* BEGIN *

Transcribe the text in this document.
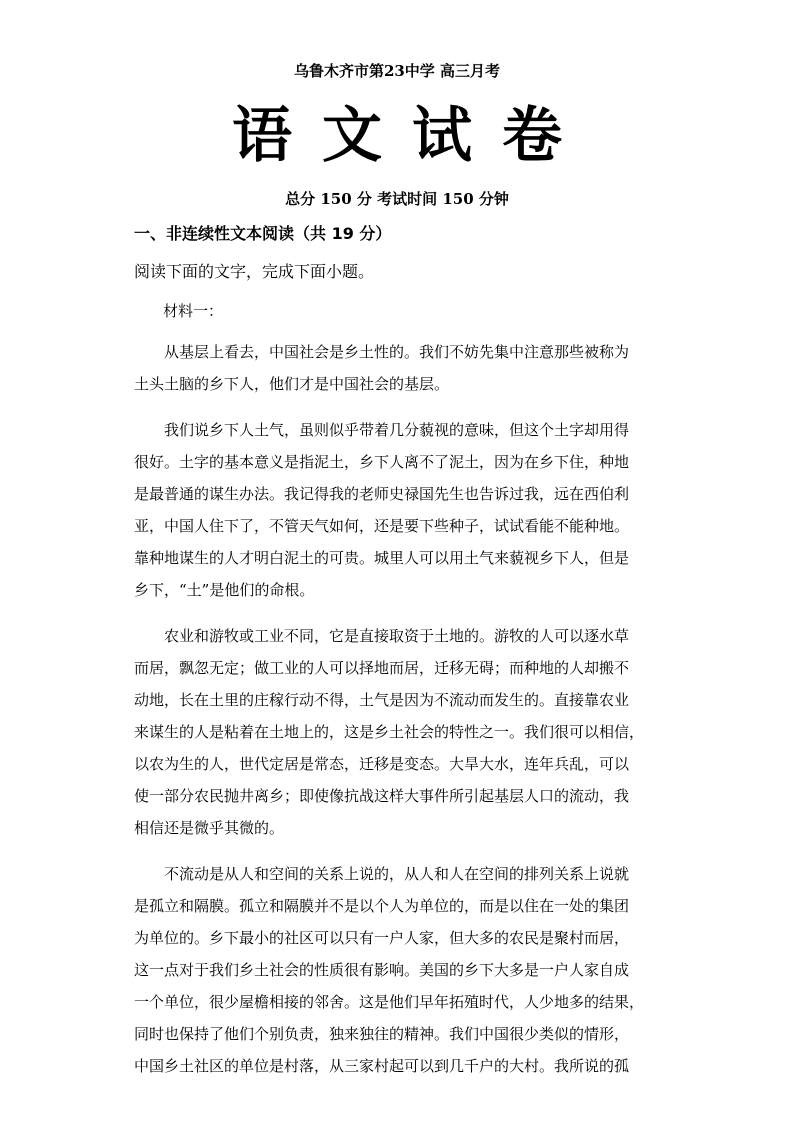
乌鲁木齐市第23中学 高三月考
语文试卷
总分 150 分 考试时间 150 分钟
一、非连续性文本阅读（共 19 分）
阅读下面的文字，完成下面小题。
材料一：
从基层上看去，中国社会是乡土性的。我们不妨先集中注意那些被称为
土头土脑的乡下人，他们才是中国社会的基层。
我们说乡下人土气，虽则似乎带着几分藐视的意味，但这个土字却用得
很好。土字的基本意义是指泥土，乡下人离不了泥土，因为在乡下住，种地
是最普通的谋生办法。我记得我的老师史禄国先生也告诉过我，远在西伯利
亚，中国人住下了，不管天气如何，还是要下些种子，试试看能不能种地。
靠种地谋生的人才明白泥土的可贵。城里人可以用土气来藐视乡下人，但是
乡下，“土”是他们的命根。
农业和游牧或工业不同，它是直接取资于土地的。游牧的人可以逐水草
而居，飘忽无定；做工业的人可以择地而居，迁移无碍；而种地的人却搬不
动地，长在土里的庄稼行动不得，土气是因为不流动而发生的。直接靠农业
来谋生的人是粘着在土地上的，这是乡土社会的特性之一。我们很可以相信，
以农为生的人，世代定居是常态，迁移是变态。大旱大水，连年兵乱，可以
使一部分农民抛井离乡；即使像抗战这样大事件所引起基层人口的流动，我
相信还是微乎其微的。
不流动是从人和空间的关系上说的，从人和人在空间的排列关系上说就
是孤立和隔膜。孤立和隔膜并不是以个人为单位的，而是以住在一处的集团
为单位的。乡下最小的社区可以只有一户人家，但大多的农民是聚村而居，
这一点对于我们乡土社会的性质很有影响。美国的乡下大多是一户人家自成
一个单位，很少屋檐相接的邻舍。这是他们早年拓殖时代，人少地多的结果，
同时也保持了他们个别负责，独来独往的精神。我们中国很少类似的情形，
中国乡土社区的单位是村落，从三家村起可以到几千户的大村。我所说的孤
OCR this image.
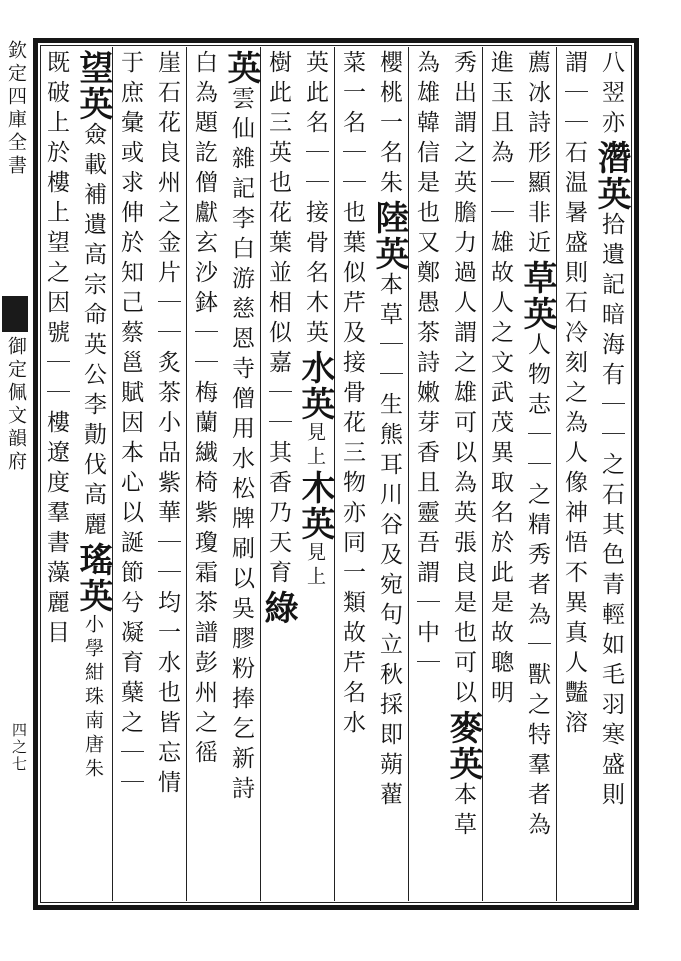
欽定四庫全書
御定佩文韻府
四之七
八翌亦濳英拾遺記暗海有｜｜之石其色青輕如毛羽寒盛則
謂｜｜石温暑盛則石冷刻之為人像神悟不異真人豔溶
薦冰詩形顯非近草英人物志｜｜之精秀者為｜獸之特羣者為
進玉且為｜｜雄故人之文武茂異取名於此是故聰明
秀出謂之英膽力過人謂之雄可以為英張良是也可以麥英本草
為雄韓信是也又鄭愚茶詩嫩芽香且靈吾謂｜中｜
櫻桃一名朱陸英本草｜｜生熊耳川谷及宛句立秋採即蒴藋
菜一名｜｜也葉似芹及接骨花三物亦同一類故芹名水
英此名｜｜接骨名木英水英見上木英見上
樹此三英也花葉並相似嘉｜｜其香乃天育綠
英雲仙雜記李白游慈恩寺僧用水松牌刷以吳膠粉捧乞新詩
白為題訖僧獻玄沙鉢｜｜梅蘭繊椅紫瓊霜茶譜彭州之徭
崖石花良州之金片｜｜炙茶小品紫華｜｜均一水也皆忘情
于庶彙或求伸於知己蔡邕賦因本心以誕節兮凝育蘖之｜｜
望英僉載補遺高宗命英公李勣伐高麗瑤英小學紺珠南唐朱
既破上於樓上望之因號｜｜樓遼度羣書藻麗目
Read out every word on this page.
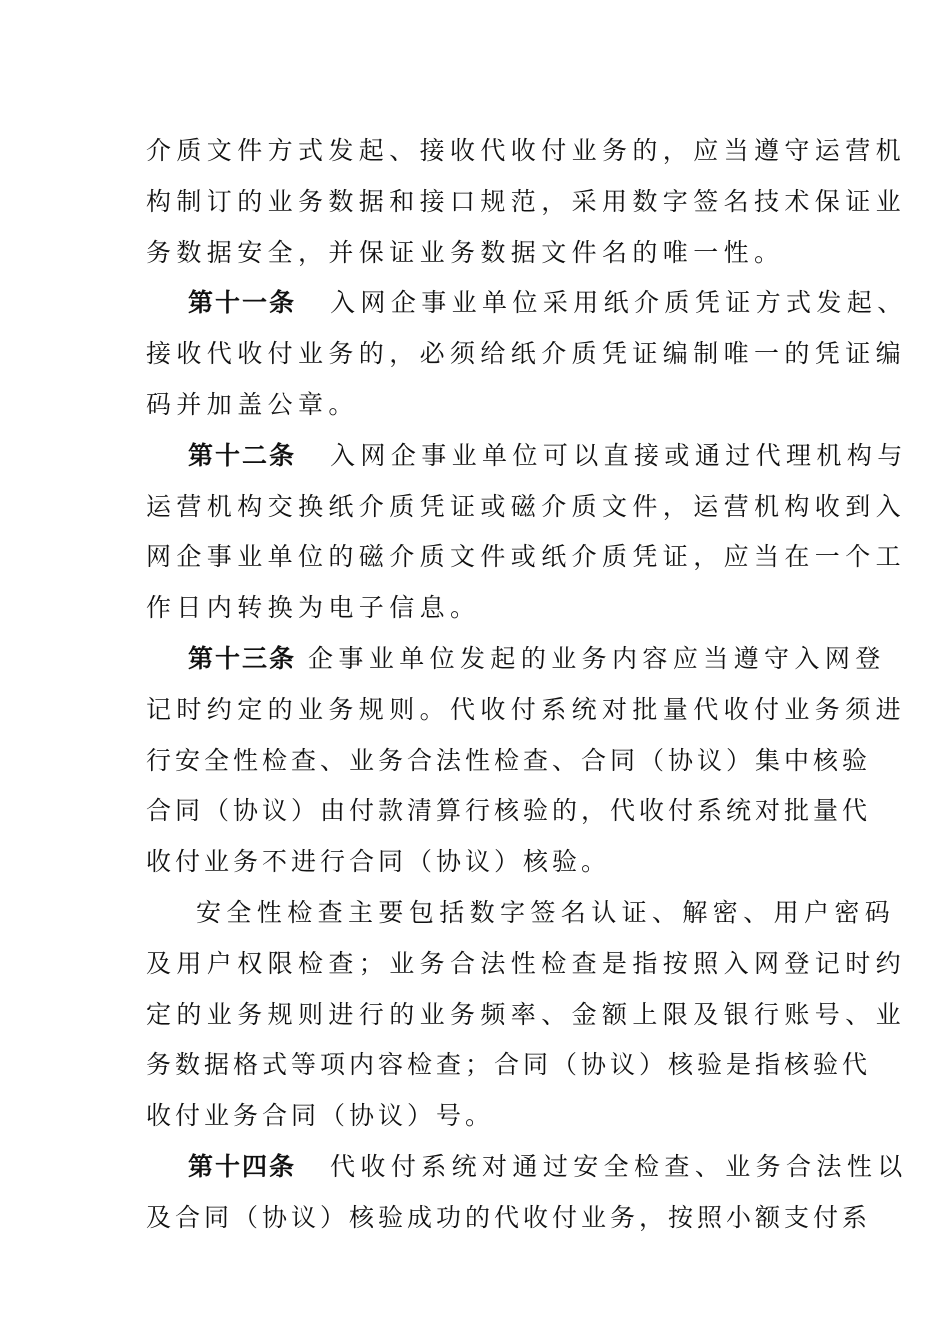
介质文件方式发起、接收代收付业务的，应当遵守运营机
构制订的业务数据和接口规范，采用数字签名技术保证业
务数据安全，并保证业务数据文件名的唯一性。
第十一条 入网企事业单位采用纸介质凭证方式发起、
接收代收付业务的，必须给纸介质凭证编制唯一的凭证编
码并加盖公章。
第十二条 入网企事业单位可以直接或通过代理机构与
运营机构交换纸介质凭证或磁介质文件，运营机构收到入
网企事业单位的磁介质文件或纸介质凭证，应当在一个工
作日内转换为电子信息。
第十三条 企事业单位发起的业务内容应当遵守入网登
记时约定的业务规则。代收付系统对批量代收付业务须进
行安全性检查、业务合法性检查、合同（协议）集中核验
合同（协议）由付款清算行核验的，代收付系统对批量代
收付业务不进行合同（协议）核验。
安全性检查主要包括数字签名认证、解密、用户密码
及用户权限检查；业务合法性检查是指按照入网登记时约
定的业务规则进行的业务频率、金额上限及银行账号、业
务数据格式等项内容检查；合同（协议）核验是指核验代
收付业务合同（协议）号。
第十四条 代收付系统对通过安全检查、业务合法性以
及合同（协议）核验成功的代收付业务，按照小额支付系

* END *

_THE EXERCISE_: Pictures in the records above should not be copied. Repeat everything else exactly.

_ANSWER TO THIS TASK_:
Transcribe the text in this document.
乌鲁木齐市第23中学 高三月考
语文试卷
总分 150 分 考试时间 150 分钟
一、非连续性文本阅读（共 19 分）
阅读下面的文字，完成下面小题。
材料一：
从基层上看去，中国社会是乡土性的。我们不妨先集中注意那些被称为
土头土脑的乡下人，他们才是中国社会的基层。
我们说乡下人土气，虽则似乎带着几分藐视的意味，但这个土字却用得
很好。土字的基本意义是指泥土，乡下人离不了泥土，因为在乡下住，种地
是最普通的谋生办法。我记得我的老师史禄国先生也告诉过我，远在西伯利
亚，中国人住下了，不管天气如何，还是要下些种子，试试看能不能种地。
靠种地谋生的人才明白泥土的可贵。城里人可以用土气来藐视乡下人，但是
乡下，“土”是他们的命根。
农业和游牧或工业不同，它是直接取资于土地的。游牧的人可以逐水草
而居，飘忽无定；做工业的人可以择地而居，迁移无碍；而种地的人却搬不
动地，长在土里的庄稼行动不得，土气是因为不流动而发生的。直接靠农业
来谋生的人是粘着在土地上的，这是乡土社会的特性之一。我们很可以相信，
以农为生的人，世代定居是常态，迁移是变态。大旱大水，连年兵乱，可以
使一部分农民抛井离乡；即使像抗战这样大事件所引起基层人口的流动，我
相信还是微乎其微的。
不流动是从人和空间的关系上说的，从人和人在空间的排列关系上说就
是孤立和隔膜。孤立和隔膜并不是以个人为单位的，而是以住在一处的集团
为单位的。乡下最小的社区可以只有一户人家，但大多的农民是聚村而居，
这一点对于我们乡土社会的性质很有影响。美国的乡下大多是一户人家自成
一个单位，很少屋檐相接的邻舍。这是他们早年拓殖时代，人少地多的结果，
同时也保持了他们个别负责，独来独往的精神。我们中国很少类似的情形，
中国乡土社区的单位是村落，从三家村起可以到几千户的大村。我所说的孤
OCR this image.
欽定四庫全書
御定佩文韻府
四之七
八翌亦濳英拾遺記暗海有｜｜之石其色青輕如毛羽寒盛則
謂｜｜石温暑盛則石冷刻之為人像神悟不異真人豔溶
薦冰詩形顯非近草英人物志｜｜之精秀者為｜獸之特羣者為
進玉且為｜｜雄故人之文武茂異取名於此是故聰明
秀出謂之英膽力過人謂之雄可以為英張良是也可以麥英本草
為雄韓信是也又鄭愚茶詩嫩芽香且靈吾謂｜中｜
櫻桃一名朱陸英本草｜｜生熊耳川谷及宛句立秋採即蒴藋
菜一名｜｜也葉似芹及接骨花三物亦同一類故芹名水
英此名｜｜接骨名木英水英見上木英見上
樹此三英也花葉並相似嘉｜｜其香乃天育綠
英雲仙雜記李白游慈恩寺僧用水松牌刷以吳膠粉捧乞新詩
白為題訖僧獻玄沙鉢｜｜梅蘭繊椅紫瓊霜茶譜彭州之徭
崖石花良州之金片｜｜炙茶小品紫華｜｜均一水也皆忘情
于庶彙或求伸於知己蔡邕賦因本心以誕節兮凝育蘖之｜｜
望英僉載補遺高宗命英公李勣伐高麗瑤英小學紺珠南唐朱
既破上於樓上望之因號｜｜樓遼度羣書藻麗目
Read out every word on this page.
介质文件方式发起、接收代收付业务的，应当遵守运营机
构制订的业务数据和接口规范，采用数字签名技术保证业
务数据安全，并保证业务数据文件名的唯一性。
第十一条 入网企事业单位采用纸介质凭证方式发起、
接收代收付业务的，必须给纸介质凭证编制唯一的凭证编
码并加盖公章。
第十二条 入网企事业单位可以直接或通过代理机构与
运营机构交换纸介质凭证或磁介质文件，运营机构收到入
网企事业单位的磁介质文件或纸介质凭证，应当在一个工
作日内转换为电子信息。
第十三条 企事业单位发起的业务内容应当遵守入网登
记时约定的业务规则。代收付系统对批量代收付业务须进
行安全性检查、业务合法性检查、合同（协议）集中核验
合同（协议）由付款清算行核验的，代收付系统对批量代
收付业务不进行合同（协议）核验。
安全性检查主要包括数字签名认证、解密、用户密码
及用户权限检查；业务合法性检查是指按照入网登记时约
定的业务规则进行的业务频率、金额上限及银行账号、业
务数据格式等项内容检查；合同（协议）核验是指核验代
收付业务合同（协议）号。
第十四条 代收付系统对通过安全检查、业务合法性以
及合同（协议）核验成功的代收付业务，按照小额支付系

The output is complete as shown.